▶ WRITTEN EXERCISE
Write the data out again exactly, dropping any images it holds.

▶ TASK DATA
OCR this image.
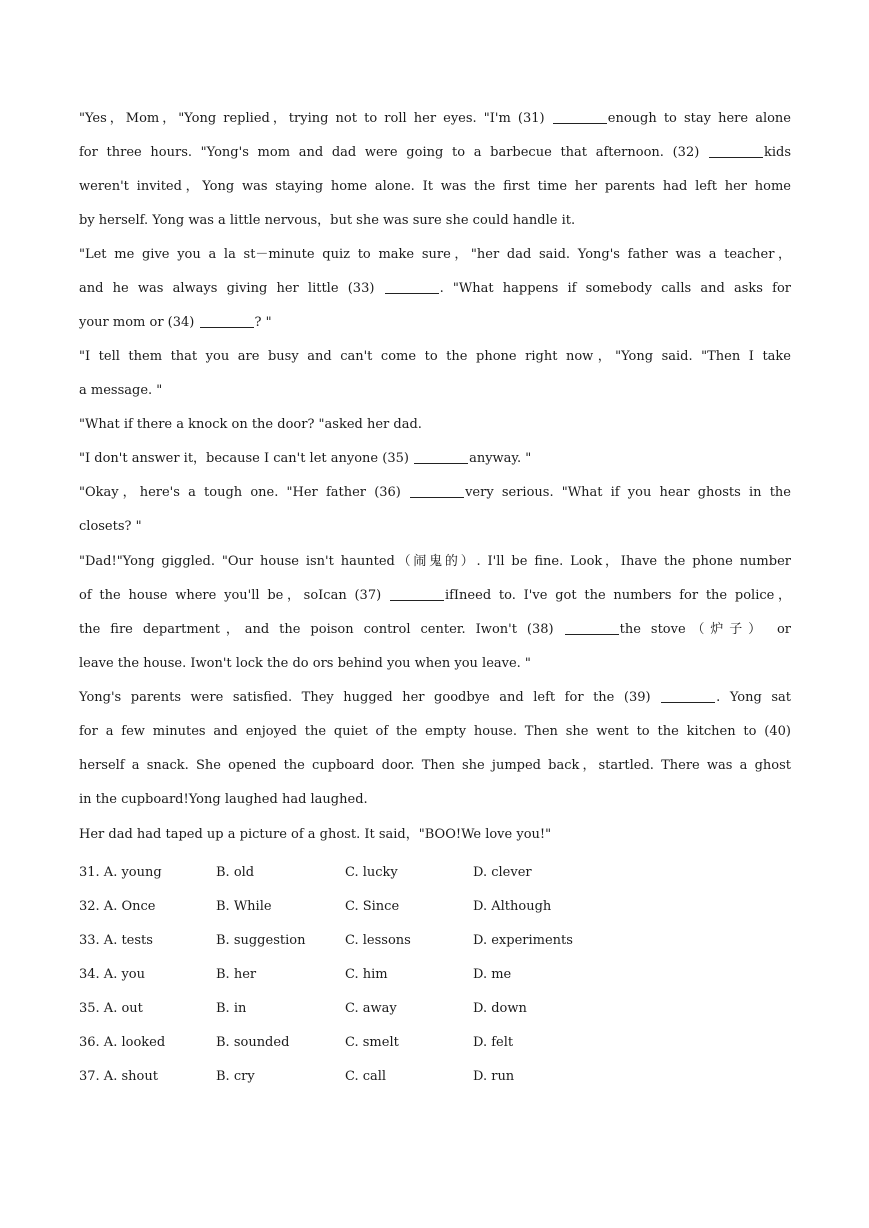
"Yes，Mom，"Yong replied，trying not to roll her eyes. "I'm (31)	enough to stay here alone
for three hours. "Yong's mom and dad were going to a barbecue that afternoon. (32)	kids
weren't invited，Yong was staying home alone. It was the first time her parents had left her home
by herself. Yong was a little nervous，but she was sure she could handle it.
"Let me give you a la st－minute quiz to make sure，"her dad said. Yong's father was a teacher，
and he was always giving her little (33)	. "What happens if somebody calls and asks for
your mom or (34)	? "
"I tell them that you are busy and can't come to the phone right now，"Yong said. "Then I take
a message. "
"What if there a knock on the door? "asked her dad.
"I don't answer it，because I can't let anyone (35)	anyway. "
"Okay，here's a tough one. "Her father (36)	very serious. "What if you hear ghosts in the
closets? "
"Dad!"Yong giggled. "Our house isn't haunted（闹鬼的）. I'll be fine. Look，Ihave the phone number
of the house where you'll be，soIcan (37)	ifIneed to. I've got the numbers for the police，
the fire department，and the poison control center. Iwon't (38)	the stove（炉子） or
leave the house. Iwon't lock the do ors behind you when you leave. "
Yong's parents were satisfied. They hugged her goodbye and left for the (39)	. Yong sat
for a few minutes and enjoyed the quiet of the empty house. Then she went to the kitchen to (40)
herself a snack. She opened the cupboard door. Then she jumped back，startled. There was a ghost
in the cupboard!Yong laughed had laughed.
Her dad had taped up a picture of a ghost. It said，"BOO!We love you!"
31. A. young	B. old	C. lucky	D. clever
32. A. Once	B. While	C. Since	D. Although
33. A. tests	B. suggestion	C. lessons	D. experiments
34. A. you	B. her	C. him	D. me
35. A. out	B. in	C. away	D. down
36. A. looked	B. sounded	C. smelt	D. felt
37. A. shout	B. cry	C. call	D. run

▶ RESPONSE TO THIS TASK
OCR this image.
"Yes，Mom，"Yong replied，trying not to roll her eyes. "I'm (31)	enough to stay here alone
for three hours. "Yong's mom and dad were going to a barbecue that afternoon. (32)	kids
weren't invited，Yong was staying home alone. It was the first time her parents had left her home
by herself. Yong was a little nervous，but she was sure she could handle it.
"Let me give you a la st－minute quiz to make sure，"her dad said. Yong's father was a teacher，
and he was always giving her little (33)	. "What happens if somebody calls and asks for
your mom or (34)	? "
"I tell them that you are busy and can't come to the phone right now，"Yong said. "Then I take
a message. "
"What if there a knock on the door? "asked her dad.
"I don't answer it，because I can't let anyone (35)	anyway. "
"Okay，here's a tough one. "Her father (36)	very serious. "What if you hear ghosts in the
closets? "
"Dad!"Yong giggled. "Our house isn't haunted（闹鬼的）. I'll be fine. Look，Ihave the phone number
of the house where you'll be，soIcan (37)	ifIneed to. I've got the numbers for the police，
the fire department，and the poison control center. Iwon't (38)	the stove（炉子） or
leave the house. Iwon't lock the do ors behind you when you leave. "
Yong's parents were satisfied. They hugged her goodbye and left for the (39)	. Yong sat
for a few minutes and enjoyed the quiet of the empty house. Then she went to the kitchen to (40)
herself a snack. She opened the cupboard door. Then she jumped back，startled. There was a ghost
in the cupboard!Yong laughed had laughed.
Her dad had taped up a picture of a ghost. It said，"BOO!We love you!"
31. A. young	B. old	C. lucky	D. clever
32. A. Once	B. While	C. Since	D. Although
33. A. tests	B. suggestion	C. lessons	D. experiments
34. A. you	B. her	C. him	D. me
35. A. out	B. in	C. away	D. down
36. A. looked	B. sounded	C. smelt	D. felt
37. A. shout	B. cry	C. call	D. run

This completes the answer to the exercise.